Exercise goal:
Find the word "heading" in the records below. List each line containing it.

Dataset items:
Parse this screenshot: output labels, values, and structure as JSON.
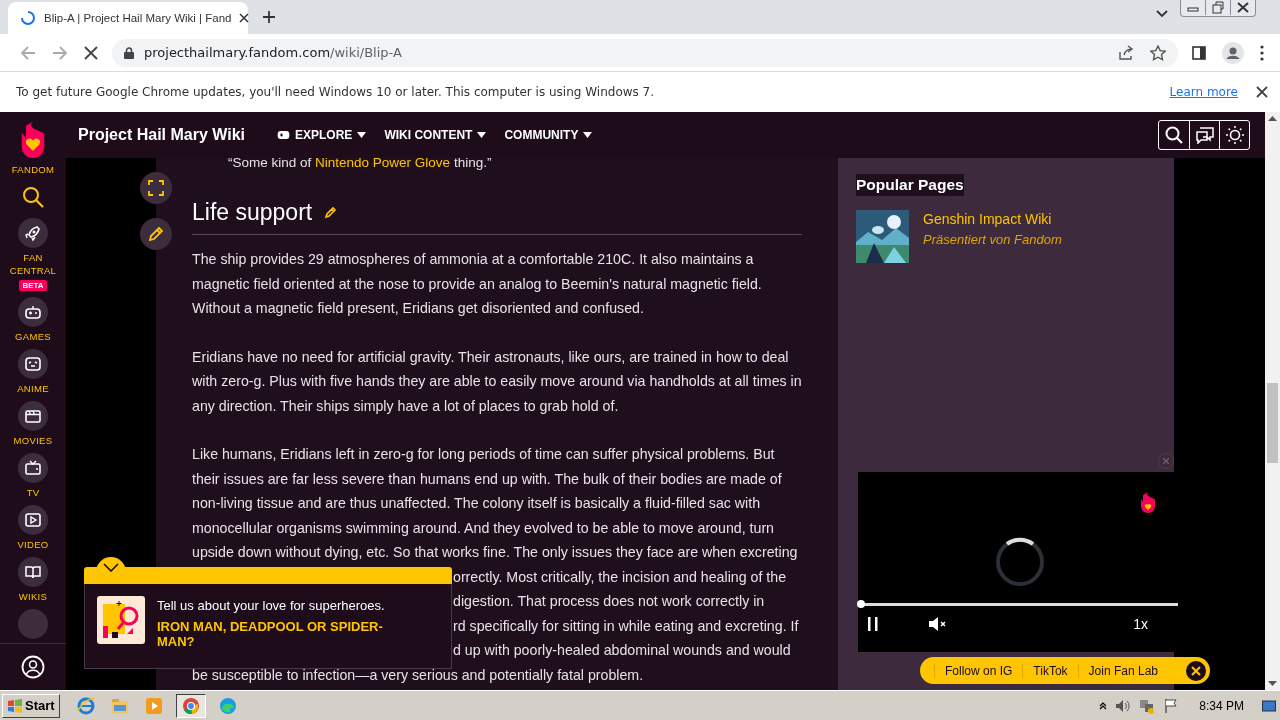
{
  "browser": {
    "tab": {
      "title": "Blip-A | Project Hail Mary Wiki | Fand",
      "loading": true
    },
    "address": {
      "host": "projecthailmary.fandom.com",
      "path": "/wiki/Blip-A"
    },
    "infobar": {
      "message": "To get future Google Chrome updates, you'll need Windows 10 or later. This computer is using Windows 7.",
      "link": "Learn more"
    }
  },
  "sidebar": {
    "logo": "FANDOM",
    "items": [
      {
        "kind": "rocket",
        "label": "FAN CENTRAL",
        "badge": "BETA"
      },
      {
        "kind": "gamepad",
        "label": "GAMES"
      },
      {
        "kind": "anime",
        "label": "ANIME"
      },
      {
        "kind": "clapper",
        "label": "MOVIES"
      },
      {
        "kind": "tv",
        "label": "TV"
      },
      {
        "kind": "video",
        "label": "VIDEO"
      },
      {
        "kind": "book",
        "label": "WIKIS"
      },
      {
        "kind": "more"
      }
    ]
  },
  "header": {
    "title": "Project Hail Mary Wiki",
    "nav": [
      {
        "label": "EXPLORE",
        "kind": "gamepad"
      },
      {
        "label": "WIKI CONTENT",
        "kind": "plain"
      },
      {
        "label": "COMMUNITY",
        "kind": "plain"
      }
    ]
  },
  "article": {
    "quote": {
      "before": "“Some kind of ",
      "link": "Nintendo Power Glove",
      "after": " thing.”"
    },
    "heading": "Life support",
    "paragraphs": [
      "The ship provides 29 atmospheres of ammonia at a comfortable 210C. It also maintains a magnetic field oriented at the nose to provide an analog to Beemin's natural magnetic field. Without a magnetic field present, Eridians get disoriented and confused.",
      "Eridians have no need for artificial gravity. Their astronauts, like ours, are trained in how to deal with zero-g. Plus with five hands they are able to easily move around via handholds at all times in any direction. Their ships simply have a lot of places to grab hold of."
    ],
    "last_paragraph_lines": [
      {
        "kind": "full",
        "text": "Like humans, Eridians left in zero-g for long periods of time can suffer physical problems. But"
      },
      {
        "kind": "full",
        "text": "their issues are far less severe than humans end up with. The bulk of their bodies are made of"
      },
      {
        "kind": "full",
        "text": "non-living tissue and are thus unaffected. The colony itself is basically a fluid-filled sac with"
      },
      {
        "kind": "full",
        "text": "monocellular organisms swimming around. And they evolved to be able to move around, turn"
      },
      {
        "kind": "full",
        "text": "upside down without dying, etc. So that works fine. The only issues they face are when excreting"
      },
      {
        "kind": "tail",
        "text": "orrectly. Most critically, the incision and healing of the"
      },
      {
        "kind": "tail",
        "text": "digestion. That process does not work correctly in"
      },
      {
        "kind": "tail",
        "text": "rd specifically for sitting in while eating and excreting. If"
      },
      {
        "kind": "tail",
        "text": "d up with poorly-healed abdominal wounds and would"
      },
      {
        "kind": "full",
        "text": "be susceptible to infection—a very serious and potentially fatal problem."
      }
    ]
  },
  "rail": {
    "heading": "Popular Pages",
    "items": [
      {
        "title": "Genshin Impact Wiki",
        "subtitle": "Präsentiert von Fandom"
      }
    ]
  },
  "video": {
    "level": 0,
    "speed": "1x",
    "muted": true
  },
  "social_bar": {
    "links": [
      "Follow on IG",
      "TikTok",
      "Join Fan Lab"
    ]
  },
  "popup": {
    "prompt": "Tell us about your love for superheroes.",
    "question": "IRON MAN, DEADPOOL OR SPIDER-MAN?"
  },
  "taskbar": {
    "start": "Start",
    "apps": [
      {
        "kind": "ie",
        "selected": false
      },
      {
        "kind": "folder",
        "selected": false
      },
      {
        "kind": "media",
        "selected": false
      },
      {
        "kind": "chrome",
        "selected": true
      },
      {
        "kind": "edge",
        "selected": false
      }
    ],
    "clock": "8:34 PM"
  }
}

Correct output:
    "heading": "Life support",
    "heading": "Popular Pages",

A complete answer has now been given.